**INFORMATION GIVEN**
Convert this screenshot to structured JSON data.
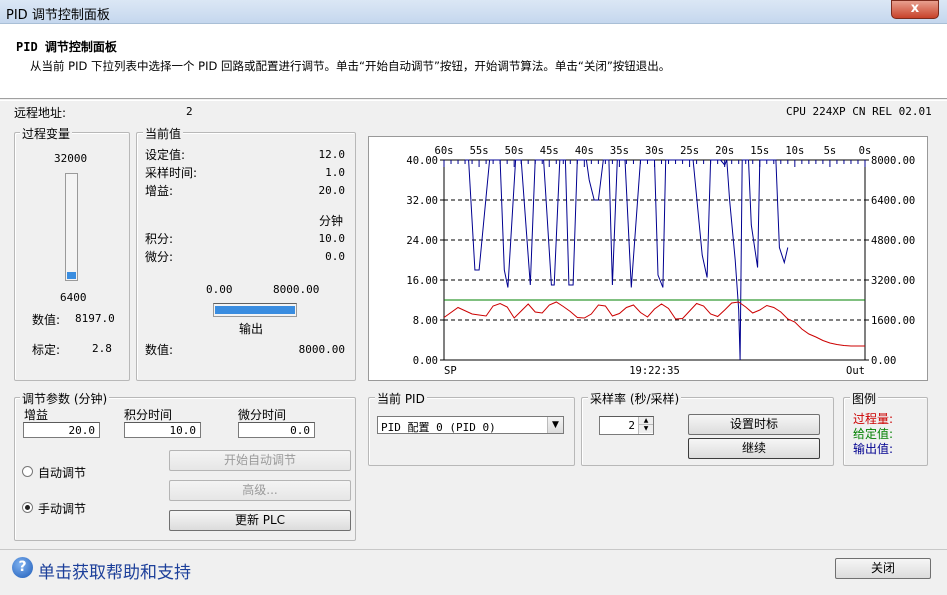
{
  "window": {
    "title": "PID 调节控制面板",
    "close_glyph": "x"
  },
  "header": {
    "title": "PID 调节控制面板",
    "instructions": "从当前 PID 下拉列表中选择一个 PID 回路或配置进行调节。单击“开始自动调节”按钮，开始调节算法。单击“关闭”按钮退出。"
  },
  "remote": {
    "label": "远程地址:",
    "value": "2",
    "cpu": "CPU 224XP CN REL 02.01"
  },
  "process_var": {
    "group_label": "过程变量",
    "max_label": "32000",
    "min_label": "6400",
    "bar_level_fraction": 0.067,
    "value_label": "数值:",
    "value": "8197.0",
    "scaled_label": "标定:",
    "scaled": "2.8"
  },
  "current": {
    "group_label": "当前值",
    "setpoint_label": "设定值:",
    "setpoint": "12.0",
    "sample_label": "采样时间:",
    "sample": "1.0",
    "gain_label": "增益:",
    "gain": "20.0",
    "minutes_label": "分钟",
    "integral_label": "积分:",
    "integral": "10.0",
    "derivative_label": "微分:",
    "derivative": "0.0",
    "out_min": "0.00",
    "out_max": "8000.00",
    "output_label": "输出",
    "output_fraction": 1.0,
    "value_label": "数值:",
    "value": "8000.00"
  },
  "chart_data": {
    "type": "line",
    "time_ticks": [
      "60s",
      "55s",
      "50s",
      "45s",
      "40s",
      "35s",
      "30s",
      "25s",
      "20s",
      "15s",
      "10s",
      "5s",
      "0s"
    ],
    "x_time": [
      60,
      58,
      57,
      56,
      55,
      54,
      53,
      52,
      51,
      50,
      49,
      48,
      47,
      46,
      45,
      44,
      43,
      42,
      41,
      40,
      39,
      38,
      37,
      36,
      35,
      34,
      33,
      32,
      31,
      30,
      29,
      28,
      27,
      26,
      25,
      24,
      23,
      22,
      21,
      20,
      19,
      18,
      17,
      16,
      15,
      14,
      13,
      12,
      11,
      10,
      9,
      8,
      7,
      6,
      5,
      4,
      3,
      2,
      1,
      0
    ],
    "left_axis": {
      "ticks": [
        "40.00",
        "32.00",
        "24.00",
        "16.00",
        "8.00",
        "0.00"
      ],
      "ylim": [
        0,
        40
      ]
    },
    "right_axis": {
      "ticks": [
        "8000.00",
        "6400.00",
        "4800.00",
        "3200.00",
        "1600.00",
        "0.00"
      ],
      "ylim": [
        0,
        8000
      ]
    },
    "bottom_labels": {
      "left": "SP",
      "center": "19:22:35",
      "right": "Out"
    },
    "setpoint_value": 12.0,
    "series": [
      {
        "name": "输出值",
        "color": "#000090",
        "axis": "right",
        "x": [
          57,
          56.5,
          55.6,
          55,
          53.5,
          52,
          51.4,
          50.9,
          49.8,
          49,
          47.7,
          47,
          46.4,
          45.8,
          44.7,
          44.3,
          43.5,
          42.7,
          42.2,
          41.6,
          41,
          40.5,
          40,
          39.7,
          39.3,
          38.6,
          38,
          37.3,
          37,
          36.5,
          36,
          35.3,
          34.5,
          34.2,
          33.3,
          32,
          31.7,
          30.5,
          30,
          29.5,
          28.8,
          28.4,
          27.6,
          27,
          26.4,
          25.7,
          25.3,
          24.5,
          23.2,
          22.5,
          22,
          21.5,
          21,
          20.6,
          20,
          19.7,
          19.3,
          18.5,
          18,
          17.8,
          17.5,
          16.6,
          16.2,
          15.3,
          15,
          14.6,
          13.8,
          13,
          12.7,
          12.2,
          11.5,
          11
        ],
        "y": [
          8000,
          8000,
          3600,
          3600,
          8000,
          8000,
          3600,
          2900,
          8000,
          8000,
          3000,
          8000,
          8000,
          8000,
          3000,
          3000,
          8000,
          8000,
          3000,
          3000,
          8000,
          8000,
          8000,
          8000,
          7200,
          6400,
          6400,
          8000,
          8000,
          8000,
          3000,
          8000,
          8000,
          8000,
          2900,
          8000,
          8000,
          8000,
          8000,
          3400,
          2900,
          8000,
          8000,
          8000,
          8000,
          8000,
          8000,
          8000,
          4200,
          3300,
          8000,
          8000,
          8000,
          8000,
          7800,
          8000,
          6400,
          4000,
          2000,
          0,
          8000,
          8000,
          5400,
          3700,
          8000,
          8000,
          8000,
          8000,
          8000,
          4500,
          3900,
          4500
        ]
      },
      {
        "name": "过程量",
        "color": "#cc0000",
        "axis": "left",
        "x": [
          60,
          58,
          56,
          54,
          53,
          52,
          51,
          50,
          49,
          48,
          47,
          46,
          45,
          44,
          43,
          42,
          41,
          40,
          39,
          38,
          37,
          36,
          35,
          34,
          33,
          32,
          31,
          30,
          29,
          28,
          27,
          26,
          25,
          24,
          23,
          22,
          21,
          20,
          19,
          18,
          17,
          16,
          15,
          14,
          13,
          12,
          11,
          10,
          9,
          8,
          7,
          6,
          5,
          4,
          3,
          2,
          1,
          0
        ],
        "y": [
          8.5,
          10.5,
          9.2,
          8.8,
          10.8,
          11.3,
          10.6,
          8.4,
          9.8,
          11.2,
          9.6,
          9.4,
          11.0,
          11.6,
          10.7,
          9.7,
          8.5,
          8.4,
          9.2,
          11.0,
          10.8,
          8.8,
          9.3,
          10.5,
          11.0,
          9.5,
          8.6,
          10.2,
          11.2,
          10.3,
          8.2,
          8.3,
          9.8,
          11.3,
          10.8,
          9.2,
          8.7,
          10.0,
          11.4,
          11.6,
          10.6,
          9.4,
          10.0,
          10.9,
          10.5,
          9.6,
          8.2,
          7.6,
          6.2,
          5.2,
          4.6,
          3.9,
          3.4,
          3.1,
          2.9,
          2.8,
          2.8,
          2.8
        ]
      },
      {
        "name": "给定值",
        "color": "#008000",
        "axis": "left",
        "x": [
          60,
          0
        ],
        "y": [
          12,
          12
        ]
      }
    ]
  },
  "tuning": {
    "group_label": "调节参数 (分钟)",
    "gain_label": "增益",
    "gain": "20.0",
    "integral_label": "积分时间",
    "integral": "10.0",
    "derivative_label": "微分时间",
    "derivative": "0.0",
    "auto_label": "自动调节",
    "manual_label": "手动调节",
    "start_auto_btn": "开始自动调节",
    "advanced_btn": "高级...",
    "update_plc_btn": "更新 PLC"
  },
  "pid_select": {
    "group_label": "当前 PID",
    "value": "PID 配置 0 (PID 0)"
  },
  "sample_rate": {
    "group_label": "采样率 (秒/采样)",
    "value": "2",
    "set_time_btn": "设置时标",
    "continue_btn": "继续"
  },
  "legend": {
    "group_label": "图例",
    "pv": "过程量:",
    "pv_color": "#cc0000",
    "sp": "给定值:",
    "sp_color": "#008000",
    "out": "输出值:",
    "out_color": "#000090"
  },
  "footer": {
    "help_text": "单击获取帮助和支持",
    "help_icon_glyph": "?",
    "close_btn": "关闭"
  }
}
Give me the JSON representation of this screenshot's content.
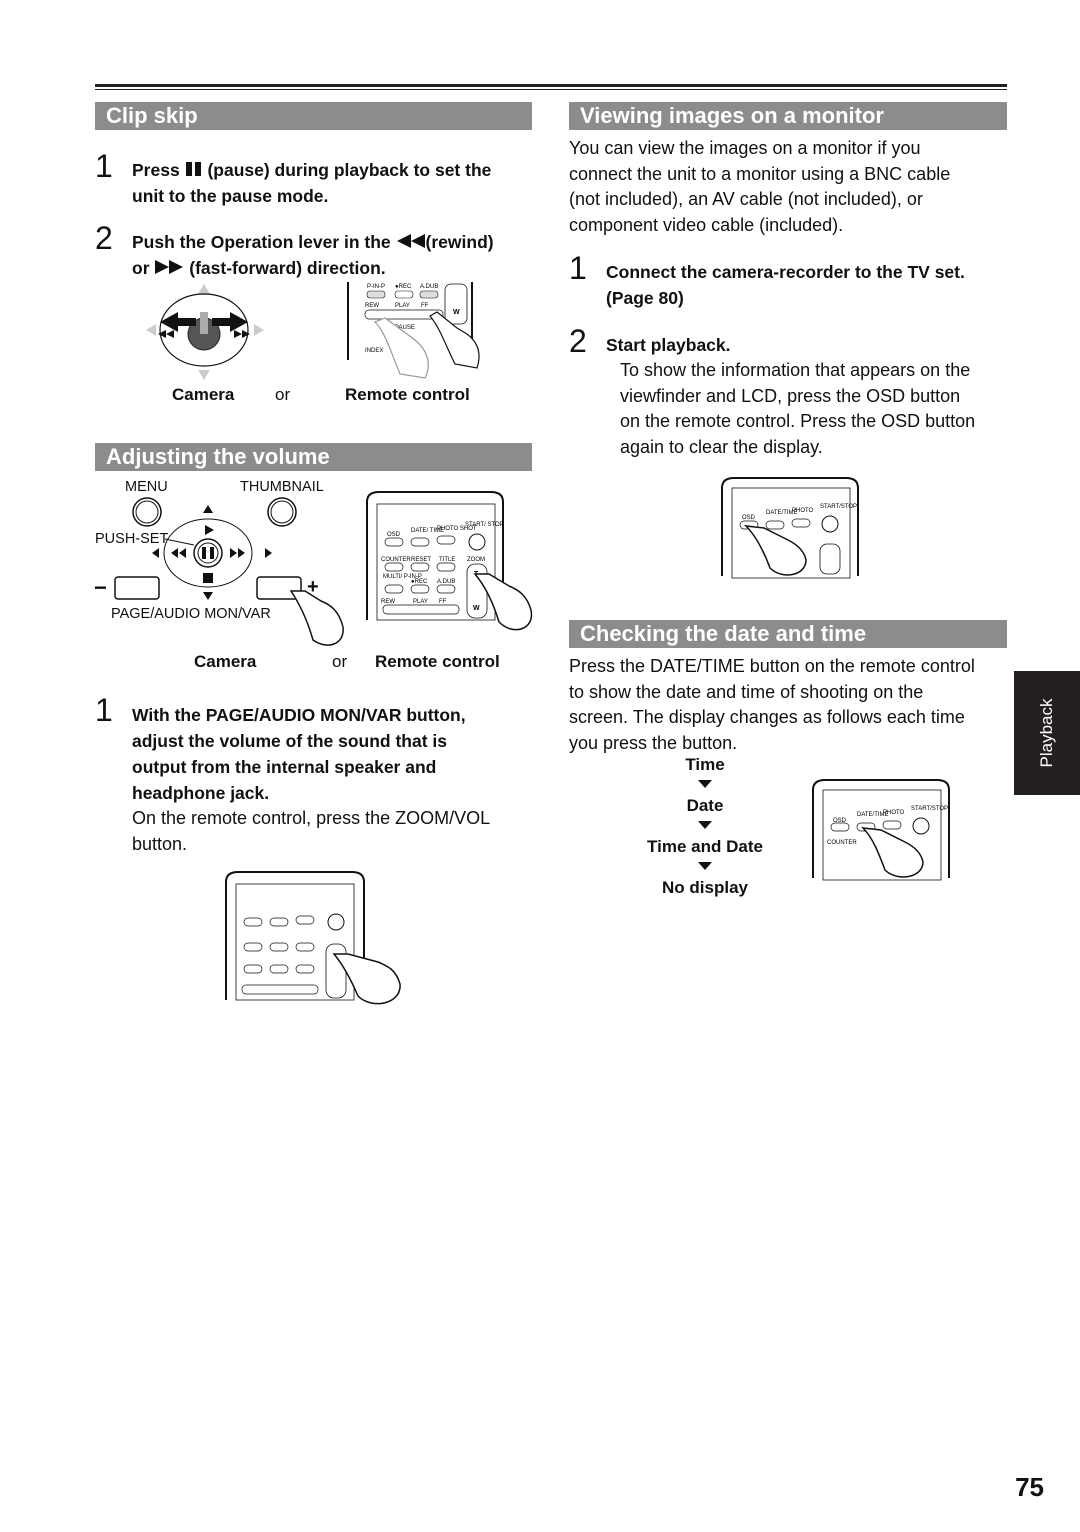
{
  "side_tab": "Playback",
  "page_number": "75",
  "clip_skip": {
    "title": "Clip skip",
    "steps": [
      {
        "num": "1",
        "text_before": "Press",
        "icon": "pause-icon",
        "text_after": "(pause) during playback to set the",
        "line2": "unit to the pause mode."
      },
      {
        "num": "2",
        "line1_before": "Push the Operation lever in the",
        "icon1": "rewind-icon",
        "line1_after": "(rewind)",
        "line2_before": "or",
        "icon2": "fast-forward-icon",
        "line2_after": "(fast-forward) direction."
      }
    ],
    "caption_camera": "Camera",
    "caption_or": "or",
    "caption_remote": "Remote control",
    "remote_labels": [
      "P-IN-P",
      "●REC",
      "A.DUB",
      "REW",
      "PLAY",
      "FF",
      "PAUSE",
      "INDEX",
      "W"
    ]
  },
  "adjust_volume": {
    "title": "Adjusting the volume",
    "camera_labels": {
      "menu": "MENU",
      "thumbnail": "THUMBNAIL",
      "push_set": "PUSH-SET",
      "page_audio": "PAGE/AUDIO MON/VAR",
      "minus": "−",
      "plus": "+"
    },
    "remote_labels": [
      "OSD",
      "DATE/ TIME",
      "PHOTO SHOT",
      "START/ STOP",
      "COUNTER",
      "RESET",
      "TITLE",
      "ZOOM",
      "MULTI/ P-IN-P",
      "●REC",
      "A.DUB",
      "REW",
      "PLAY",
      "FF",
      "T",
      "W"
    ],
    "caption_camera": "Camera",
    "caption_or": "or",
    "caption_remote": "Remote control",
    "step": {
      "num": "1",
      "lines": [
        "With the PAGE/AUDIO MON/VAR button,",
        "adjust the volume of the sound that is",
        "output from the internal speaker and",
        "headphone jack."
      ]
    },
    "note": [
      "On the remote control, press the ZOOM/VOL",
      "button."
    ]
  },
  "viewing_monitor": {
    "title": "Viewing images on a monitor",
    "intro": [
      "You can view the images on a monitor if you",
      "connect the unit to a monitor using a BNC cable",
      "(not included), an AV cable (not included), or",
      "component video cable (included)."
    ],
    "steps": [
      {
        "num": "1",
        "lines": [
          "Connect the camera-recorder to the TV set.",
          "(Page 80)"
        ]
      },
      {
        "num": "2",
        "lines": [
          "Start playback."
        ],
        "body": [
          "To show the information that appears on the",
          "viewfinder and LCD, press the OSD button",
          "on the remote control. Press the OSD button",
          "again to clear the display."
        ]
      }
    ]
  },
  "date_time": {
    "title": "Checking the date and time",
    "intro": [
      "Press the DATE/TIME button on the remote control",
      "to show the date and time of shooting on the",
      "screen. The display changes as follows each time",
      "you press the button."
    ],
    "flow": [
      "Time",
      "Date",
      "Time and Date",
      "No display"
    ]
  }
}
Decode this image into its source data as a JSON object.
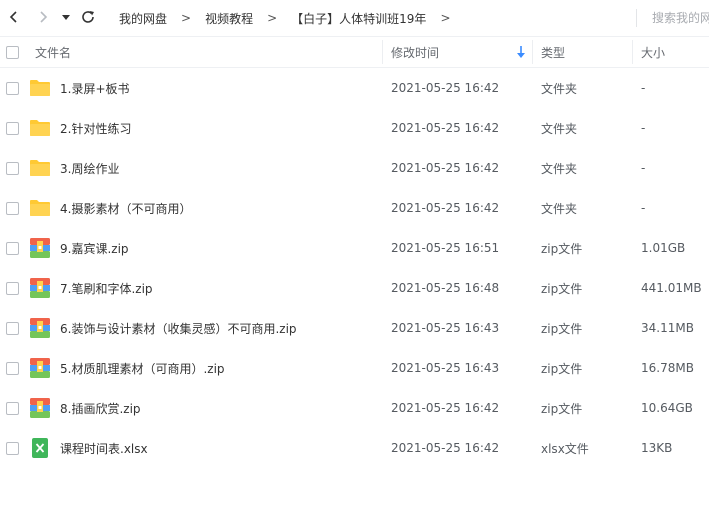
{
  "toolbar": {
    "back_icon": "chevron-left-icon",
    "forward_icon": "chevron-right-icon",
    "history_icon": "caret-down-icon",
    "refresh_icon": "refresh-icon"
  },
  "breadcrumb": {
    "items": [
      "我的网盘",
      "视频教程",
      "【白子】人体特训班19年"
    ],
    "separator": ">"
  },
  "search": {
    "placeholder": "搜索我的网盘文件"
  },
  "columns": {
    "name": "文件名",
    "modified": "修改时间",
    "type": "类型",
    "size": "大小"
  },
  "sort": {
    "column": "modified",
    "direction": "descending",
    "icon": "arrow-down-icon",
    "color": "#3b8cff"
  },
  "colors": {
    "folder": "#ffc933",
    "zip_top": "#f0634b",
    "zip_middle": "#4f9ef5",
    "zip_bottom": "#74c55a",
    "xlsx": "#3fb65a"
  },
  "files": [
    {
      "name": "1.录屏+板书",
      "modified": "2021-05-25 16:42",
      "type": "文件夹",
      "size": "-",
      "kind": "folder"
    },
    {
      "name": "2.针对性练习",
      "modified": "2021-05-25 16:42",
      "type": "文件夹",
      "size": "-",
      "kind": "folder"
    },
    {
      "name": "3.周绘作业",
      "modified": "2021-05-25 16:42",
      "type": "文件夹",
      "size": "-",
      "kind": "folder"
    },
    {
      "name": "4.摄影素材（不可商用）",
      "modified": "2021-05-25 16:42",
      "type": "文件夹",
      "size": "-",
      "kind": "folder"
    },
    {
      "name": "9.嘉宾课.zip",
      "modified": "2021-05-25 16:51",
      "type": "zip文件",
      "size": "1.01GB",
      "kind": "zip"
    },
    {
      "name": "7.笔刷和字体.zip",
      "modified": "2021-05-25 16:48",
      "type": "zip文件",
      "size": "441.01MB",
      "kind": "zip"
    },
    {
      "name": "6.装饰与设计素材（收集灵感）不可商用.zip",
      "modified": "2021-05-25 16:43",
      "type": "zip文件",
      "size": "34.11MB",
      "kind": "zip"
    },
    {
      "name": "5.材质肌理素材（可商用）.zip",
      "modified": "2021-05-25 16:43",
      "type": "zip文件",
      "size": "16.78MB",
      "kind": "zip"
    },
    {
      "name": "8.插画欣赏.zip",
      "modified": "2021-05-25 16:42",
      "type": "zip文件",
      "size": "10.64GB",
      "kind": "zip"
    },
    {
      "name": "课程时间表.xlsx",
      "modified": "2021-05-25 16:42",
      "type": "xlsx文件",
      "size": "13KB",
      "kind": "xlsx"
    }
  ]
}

**STATED EXERCISE**
Locate each line containing the string "fast" and show it.

**TASK RESPONSE**
        "icon2": "fast-forward-icon",
        "line2_after": "(fast-forward) direction."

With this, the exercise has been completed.